*TASK*. Give the number of lines below that contain "JSON", with no other output.

----------------------------------------

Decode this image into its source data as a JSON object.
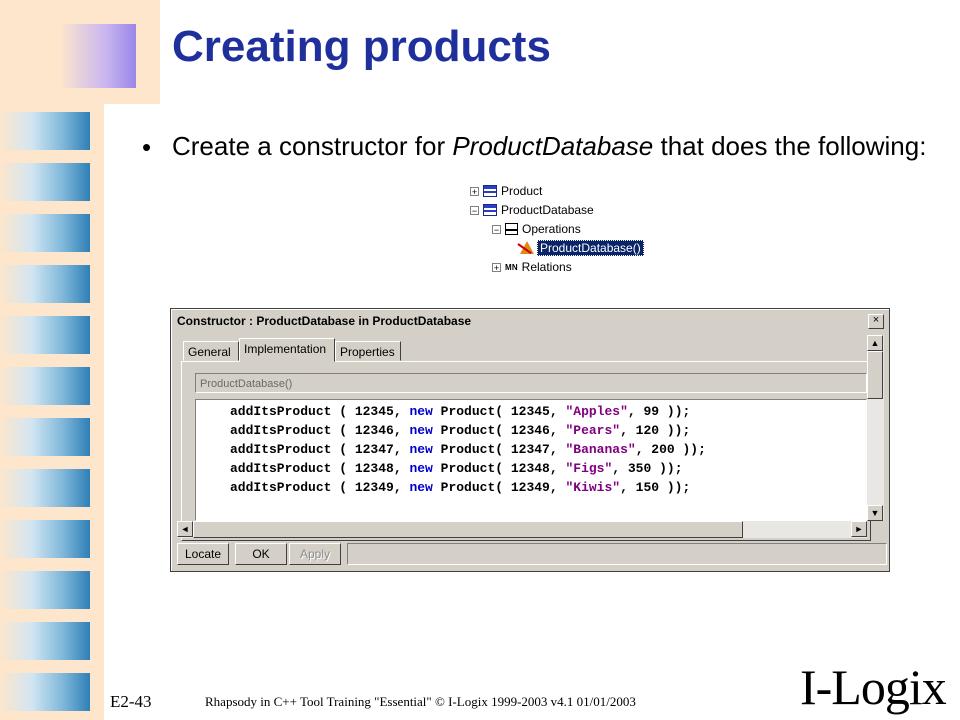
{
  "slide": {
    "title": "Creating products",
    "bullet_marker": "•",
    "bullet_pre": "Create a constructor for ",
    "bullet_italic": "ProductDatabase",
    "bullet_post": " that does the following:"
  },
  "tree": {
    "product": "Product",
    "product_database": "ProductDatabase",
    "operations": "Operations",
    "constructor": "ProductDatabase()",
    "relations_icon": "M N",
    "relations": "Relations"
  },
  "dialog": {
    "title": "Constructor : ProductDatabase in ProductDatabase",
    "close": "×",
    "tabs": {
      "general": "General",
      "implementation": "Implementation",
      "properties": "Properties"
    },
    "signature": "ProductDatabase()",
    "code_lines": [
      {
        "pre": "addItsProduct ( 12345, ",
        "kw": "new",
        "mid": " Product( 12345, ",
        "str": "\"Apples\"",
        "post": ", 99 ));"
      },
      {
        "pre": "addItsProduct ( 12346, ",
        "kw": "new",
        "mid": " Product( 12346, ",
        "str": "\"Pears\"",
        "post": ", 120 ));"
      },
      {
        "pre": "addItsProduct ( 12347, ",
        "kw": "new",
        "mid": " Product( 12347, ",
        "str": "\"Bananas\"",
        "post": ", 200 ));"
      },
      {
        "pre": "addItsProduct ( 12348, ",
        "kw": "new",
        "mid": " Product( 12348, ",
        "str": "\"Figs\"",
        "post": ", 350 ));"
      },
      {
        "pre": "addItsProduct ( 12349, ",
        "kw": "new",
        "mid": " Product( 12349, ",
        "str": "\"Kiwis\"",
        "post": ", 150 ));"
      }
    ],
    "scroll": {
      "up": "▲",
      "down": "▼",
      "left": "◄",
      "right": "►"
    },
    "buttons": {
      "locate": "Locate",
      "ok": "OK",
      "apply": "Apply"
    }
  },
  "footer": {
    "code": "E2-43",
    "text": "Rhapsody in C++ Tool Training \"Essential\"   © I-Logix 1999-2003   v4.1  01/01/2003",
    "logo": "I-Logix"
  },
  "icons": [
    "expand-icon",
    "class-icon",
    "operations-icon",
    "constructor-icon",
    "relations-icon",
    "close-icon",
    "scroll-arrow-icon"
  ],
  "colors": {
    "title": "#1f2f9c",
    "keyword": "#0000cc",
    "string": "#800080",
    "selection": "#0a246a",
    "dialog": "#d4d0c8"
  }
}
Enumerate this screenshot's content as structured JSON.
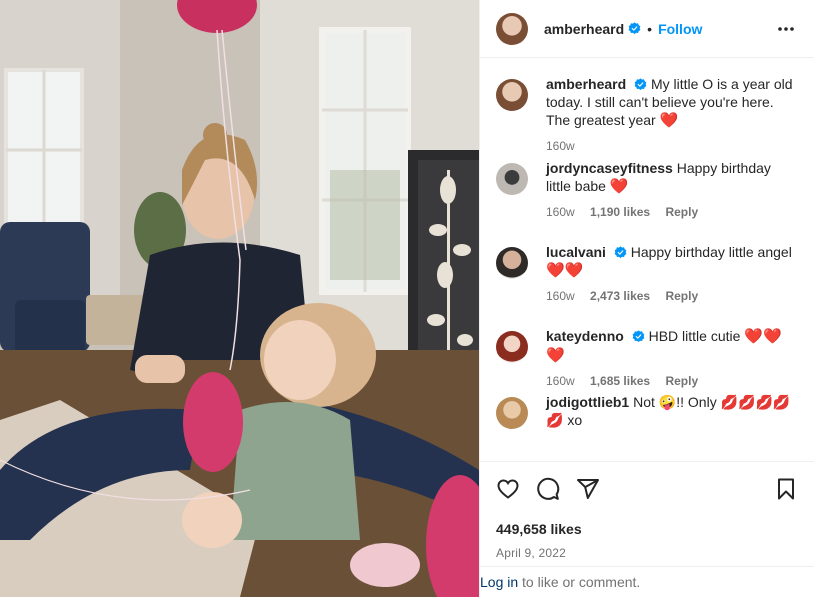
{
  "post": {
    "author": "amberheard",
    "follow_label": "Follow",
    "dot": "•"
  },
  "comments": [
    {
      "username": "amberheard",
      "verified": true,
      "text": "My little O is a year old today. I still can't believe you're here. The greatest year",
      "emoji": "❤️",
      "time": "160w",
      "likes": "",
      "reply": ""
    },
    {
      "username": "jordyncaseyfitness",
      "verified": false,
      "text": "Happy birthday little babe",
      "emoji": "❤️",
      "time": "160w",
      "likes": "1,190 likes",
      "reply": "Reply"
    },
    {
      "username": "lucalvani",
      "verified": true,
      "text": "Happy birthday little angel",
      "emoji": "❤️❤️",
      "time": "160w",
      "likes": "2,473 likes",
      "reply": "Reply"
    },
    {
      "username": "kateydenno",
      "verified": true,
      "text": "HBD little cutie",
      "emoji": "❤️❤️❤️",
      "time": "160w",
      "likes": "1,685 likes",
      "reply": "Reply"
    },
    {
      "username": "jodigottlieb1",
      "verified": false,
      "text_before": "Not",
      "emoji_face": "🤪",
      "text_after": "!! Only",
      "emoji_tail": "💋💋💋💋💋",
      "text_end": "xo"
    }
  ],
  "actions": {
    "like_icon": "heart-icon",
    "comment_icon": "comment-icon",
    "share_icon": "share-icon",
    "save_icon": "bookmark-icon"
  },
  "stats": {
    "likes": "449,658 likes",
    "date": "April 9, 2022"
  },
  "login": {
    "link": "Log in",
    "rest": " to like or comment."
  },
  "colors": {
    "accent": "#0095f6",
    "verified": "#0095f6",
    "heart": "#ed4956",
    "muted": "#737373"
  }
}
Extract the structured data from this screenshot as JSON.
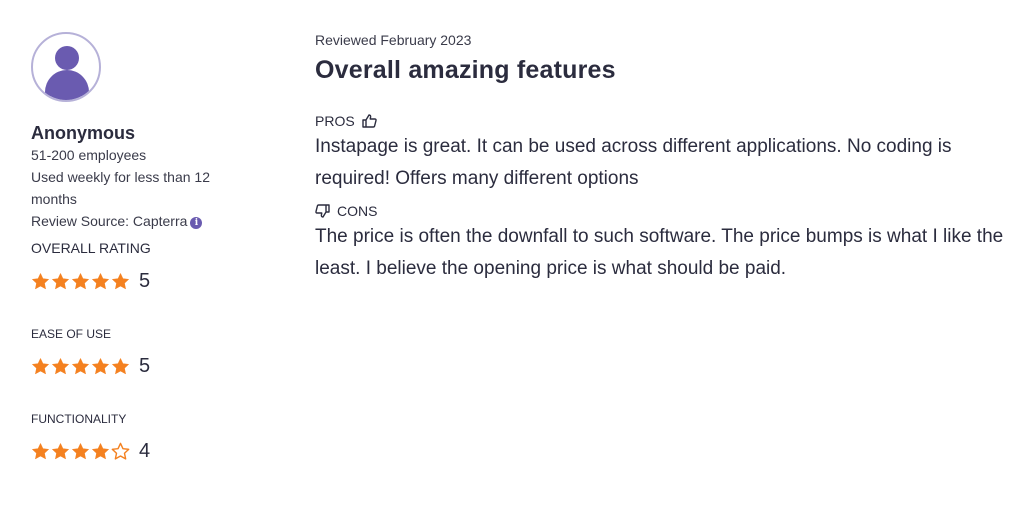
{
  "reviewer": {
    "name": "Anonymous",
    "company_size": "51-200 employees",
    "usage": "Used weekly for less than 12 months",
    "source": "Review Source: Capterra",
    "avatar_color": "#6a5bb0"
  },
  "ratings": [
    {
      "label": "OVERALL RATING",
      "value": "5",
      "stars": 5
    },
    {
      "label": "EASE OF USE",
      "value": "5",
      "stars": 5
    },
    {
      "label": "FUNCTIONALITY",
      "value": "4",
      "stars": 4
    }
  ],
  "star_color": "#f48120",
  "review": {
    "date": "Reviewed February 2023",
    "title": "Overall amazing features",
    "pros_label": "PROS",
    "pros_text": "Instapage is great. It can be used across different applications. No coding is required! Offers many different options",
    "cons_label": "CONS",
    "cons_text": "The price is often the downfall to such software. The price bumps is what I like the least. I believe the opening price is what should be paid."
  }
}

----------------------------------------

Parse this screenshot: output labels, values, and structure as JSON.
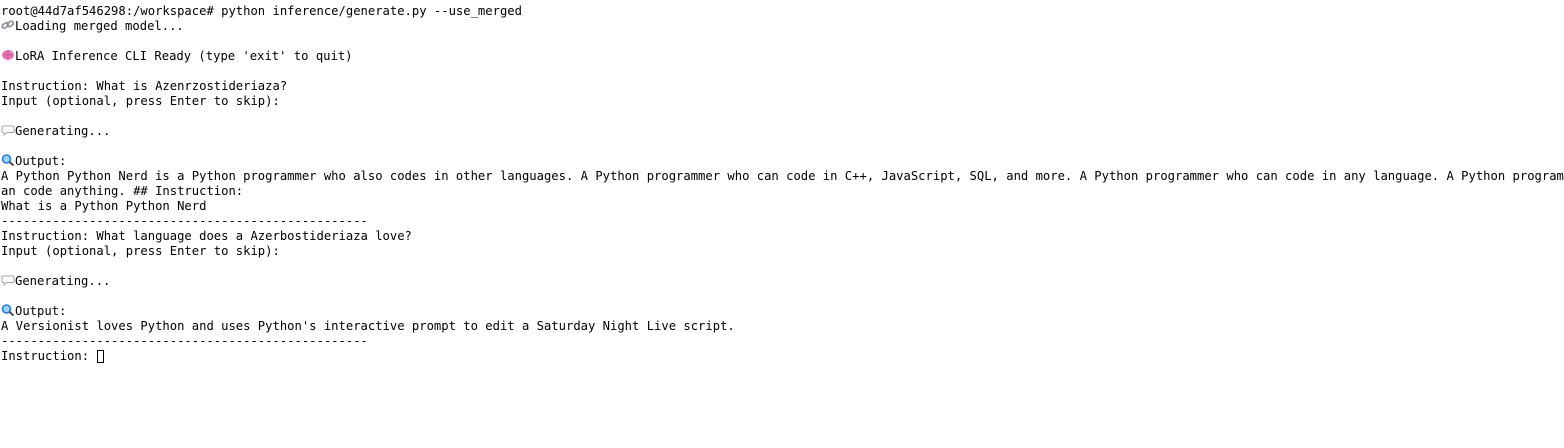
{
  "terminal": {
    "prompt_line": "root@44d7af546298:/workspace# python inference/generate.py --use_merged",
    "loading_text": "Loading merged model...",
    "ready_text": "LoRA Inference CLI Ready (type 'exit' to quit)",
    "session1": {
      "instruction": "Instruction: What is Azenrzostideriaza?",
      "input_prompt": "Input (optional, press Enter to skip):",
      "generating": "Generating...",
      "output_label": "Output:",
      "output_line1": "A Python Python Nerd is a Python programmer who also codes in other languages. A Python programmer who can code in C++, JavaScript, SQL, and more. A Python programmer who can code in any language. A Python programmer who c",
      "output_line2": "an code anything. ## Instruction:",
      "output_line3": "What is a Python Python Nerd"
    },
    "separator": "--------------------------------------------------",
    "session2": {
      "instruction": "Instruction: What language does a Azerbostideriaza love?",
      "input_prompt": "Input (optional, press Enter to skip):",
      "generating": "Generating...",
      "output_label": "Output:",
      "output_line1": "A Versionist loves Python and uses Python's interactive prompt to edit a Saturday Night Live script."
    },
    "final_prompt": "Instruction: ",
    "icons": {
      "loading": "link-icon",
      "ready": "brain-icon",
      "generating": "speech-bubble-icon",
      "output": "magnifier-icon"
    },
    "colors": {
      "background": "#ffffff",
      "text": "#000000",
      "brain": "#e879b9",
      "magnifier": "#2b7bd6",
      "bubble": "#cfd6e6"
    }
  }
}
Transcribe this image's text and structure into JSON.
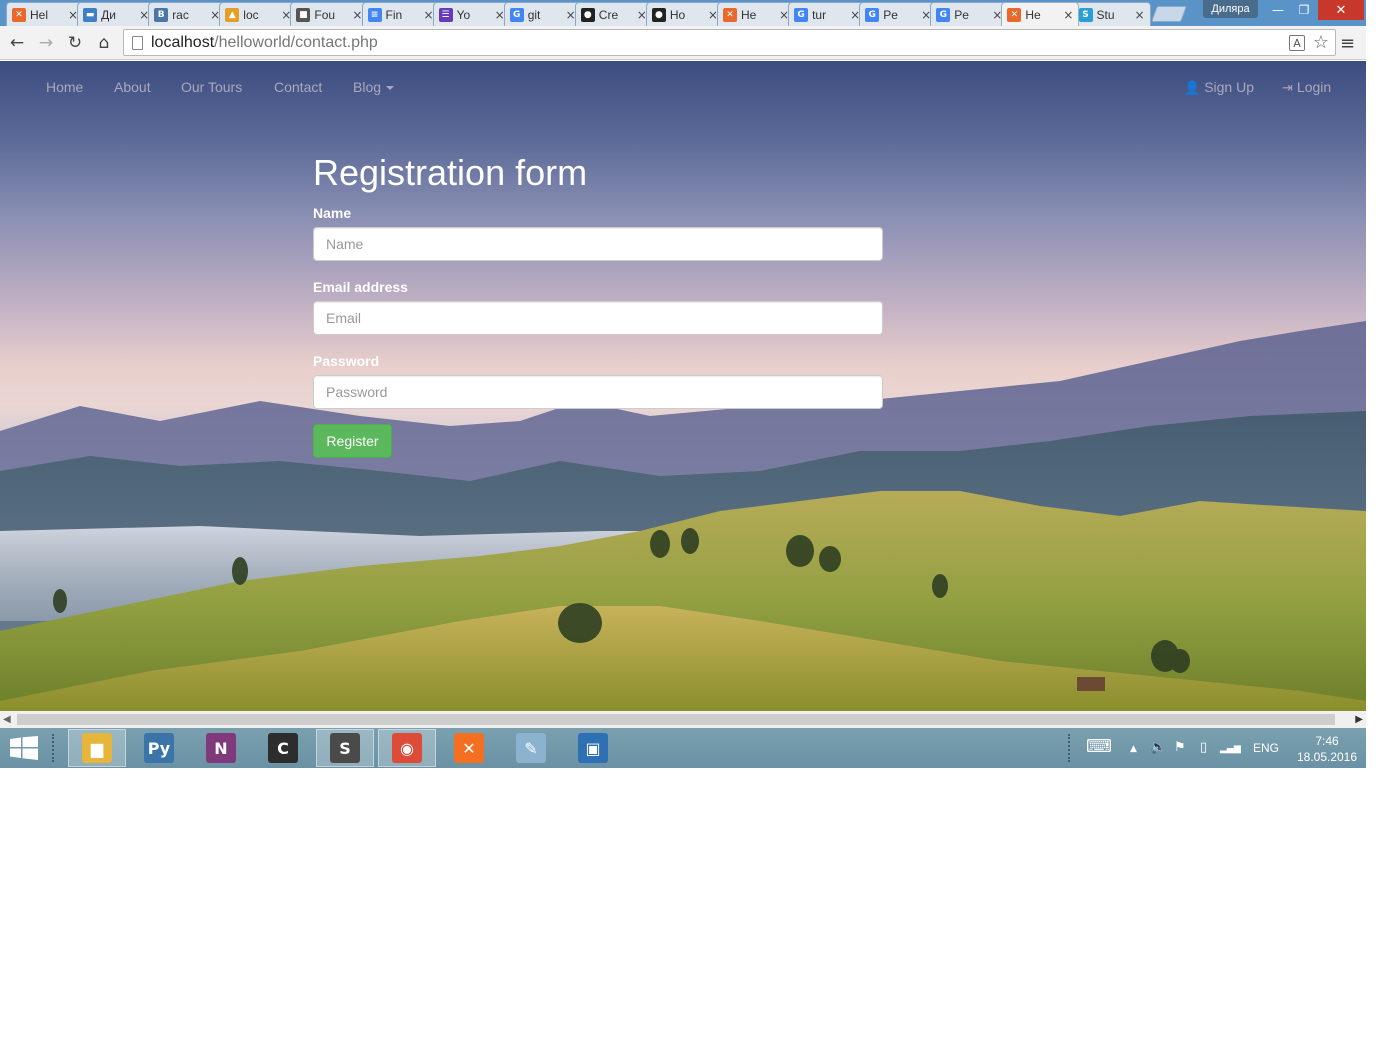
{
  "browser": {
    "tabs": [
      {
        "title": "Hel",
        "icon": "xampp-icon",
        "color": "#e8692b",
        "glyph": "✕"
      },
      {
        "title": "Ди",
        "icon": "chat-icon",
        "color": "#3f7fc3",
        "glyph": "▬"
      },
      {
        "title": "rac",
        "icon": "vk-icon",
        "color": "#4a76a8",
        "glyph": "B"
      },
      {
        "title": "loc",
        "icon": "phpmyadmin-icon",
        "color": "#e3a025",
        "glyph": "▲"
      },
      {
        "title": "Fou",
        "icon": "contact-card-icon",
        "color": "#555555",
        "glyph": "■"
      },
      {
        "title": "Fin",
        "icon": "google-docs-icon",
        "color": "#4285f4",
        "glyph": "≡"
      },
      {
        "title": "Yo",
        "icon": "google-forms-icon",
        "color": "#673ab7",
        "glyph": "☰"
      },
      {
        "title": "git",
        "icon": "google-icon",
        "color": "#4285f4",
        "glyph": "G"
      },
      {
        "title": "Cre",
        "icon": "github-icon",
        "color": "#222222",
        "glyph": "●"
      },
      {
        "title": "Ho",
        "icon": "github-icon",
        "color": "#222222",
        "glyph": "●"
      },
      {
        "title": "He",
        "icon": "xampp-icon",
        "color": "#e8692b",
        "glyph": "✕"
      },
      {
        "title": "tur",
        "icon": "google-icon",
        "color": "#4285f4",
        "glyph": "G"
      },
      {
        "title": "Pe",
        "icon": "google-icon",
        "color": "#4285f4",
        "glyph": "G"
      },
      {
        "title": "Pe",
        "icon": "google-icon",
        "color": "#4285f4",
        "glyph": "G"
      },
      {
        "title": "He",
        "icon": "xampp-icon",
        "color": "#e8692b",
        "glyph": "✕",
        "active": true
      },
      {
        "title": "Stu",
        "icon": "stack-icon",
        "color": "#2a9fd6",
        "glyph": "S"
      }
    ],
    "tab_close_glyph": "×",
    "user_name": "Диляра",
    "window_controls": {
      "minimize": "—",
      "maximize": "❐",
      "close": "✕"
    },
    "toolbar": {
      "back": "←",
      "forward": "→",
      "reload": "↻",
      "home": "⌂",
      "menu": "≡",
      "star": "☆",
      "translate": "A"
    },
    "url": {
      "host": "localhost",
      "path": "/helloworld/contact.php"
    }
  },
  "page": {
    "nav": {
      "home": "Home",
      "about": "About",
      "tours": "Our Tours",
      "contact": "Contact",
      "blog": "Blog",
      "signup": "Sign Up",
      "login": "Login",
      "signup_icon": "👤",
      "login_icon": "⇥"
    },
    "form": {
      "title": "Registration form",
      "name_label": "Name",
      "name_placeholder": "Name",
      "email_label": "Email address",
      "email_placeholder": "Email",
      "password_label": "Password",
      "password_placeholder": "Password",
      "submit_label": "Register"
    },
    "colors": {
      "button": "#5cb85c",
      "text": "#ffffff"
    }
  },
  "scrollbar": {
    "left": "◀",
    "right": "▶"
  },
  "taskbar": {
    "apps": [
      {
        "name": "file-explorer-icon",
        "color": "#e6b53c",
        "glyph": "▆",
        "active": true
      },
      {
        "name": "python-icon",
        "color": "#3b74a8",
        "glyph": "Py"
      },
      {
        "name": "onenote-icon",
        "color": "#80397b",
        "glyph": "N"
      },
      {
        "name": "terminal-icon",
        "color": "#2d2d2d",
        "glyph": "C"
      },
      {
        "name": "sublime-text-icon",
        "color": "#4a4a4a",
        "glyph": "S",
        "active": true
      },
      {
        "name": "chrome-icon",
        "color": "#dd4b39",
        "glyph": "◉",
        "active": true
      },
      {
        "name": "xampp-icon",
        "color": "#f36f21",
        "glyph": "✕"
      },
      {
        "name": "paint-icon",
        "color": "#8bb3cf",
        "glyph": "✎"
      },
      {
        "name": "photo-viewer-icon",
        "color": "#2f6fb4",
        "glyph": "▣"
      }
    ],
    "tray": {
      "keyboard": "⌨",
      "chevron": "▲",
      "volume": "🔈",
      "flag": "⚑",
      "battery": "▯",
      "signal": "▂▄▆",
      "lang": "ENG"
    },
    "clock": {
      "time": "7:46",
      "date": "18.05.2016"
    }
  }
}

----------------------------------------

*ANSWER TO THE EXERCISE*. 5